Using the listing below, report all lines holding the word "包装术语".

- **Entries supplied**:
========
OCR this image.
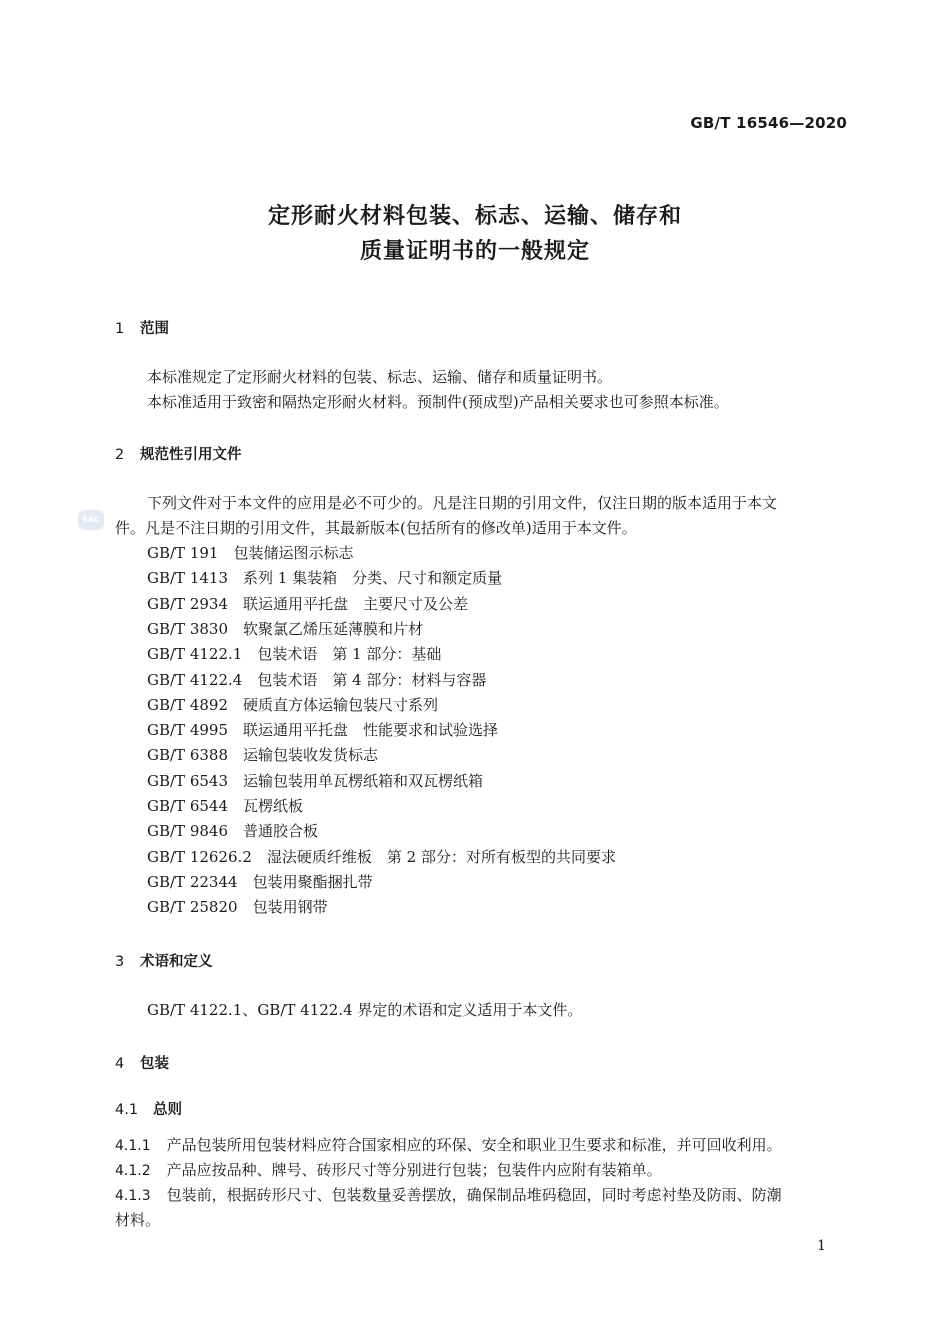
GB/T 16546—2020
定形耐火材料包装、标志、运输、储存和
质量证明书的一般规定
1 范围
本标准规定了定形耐火材料的包装、标志、运输、储存和质量证明书。
本标准适用于致密和隔热定形耐火材料。预制件(预成型)产品相关要求也可参照本标准。
2 规范性引用文件
SAC
下列文件对于本文件的应用是必不可少的。凡是注日期的引用文件，仅注日期的版本适用于本文
件。凡是不注日期的引用文件，其最新版本(包括所有的修改单)适用于本文件。
GB/T 191 包装储运图示标志
GB/T 1413 系列 1 集装箱　分类、尺寸和额定质量
GB/T 2934 联运通用平托盘　主要尺寸及公差
GB/T 3830 软聚氯乙烯压延薄膜和片材
GB/T 4122.1 包装术语　第 1 部分：基础
GB/T 4122.4 包装术语　第 4 部分：材料与容器
GB/T 4892 硬质直方体运输包装尺寸系列
GB/T 4995 联运通用平托盘　性能要求和试验选择
GB/T 6388 运输包装收发货标志
GB/T 6543 运输包装用单瓦楞纸箱和双瓦楞纸箱
GB/T 6544 瓦楞纸板
GB/T 9846 普通胶合板
GB/T 12626.2 湿法硬质纤维板　第 2 部分：对所有板型的共同要求
GB/T 22344 包装用聚酯捆扎带
GB/T 25820 包装用钢带
3 术语和定义
GB/T 4122.1、GB/T 4122.4 界定的术语和定义适用于本文件。
4 包装
4.1 总则
4.1.1 产品包装所用包装材料应符合国家相应的环保、安全和职业卫生要求和标准，并可回收利用。
4.1.2 产品应按品种、牌号、砖形尺寸等分别进行包装；包装件内应附有装箱单。
4.1.3 包装前，根据砖形尺寸、包装数量妥善摆放，确保制品堆码稳固，同时考虑衬垫及防雨、防潮
材料。
1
========
- **Written response**:
GB/T 4122.1 包装术语　第 1 部分：基础
GB/T 4122.4 包装术语　第 4 部分：材料与容器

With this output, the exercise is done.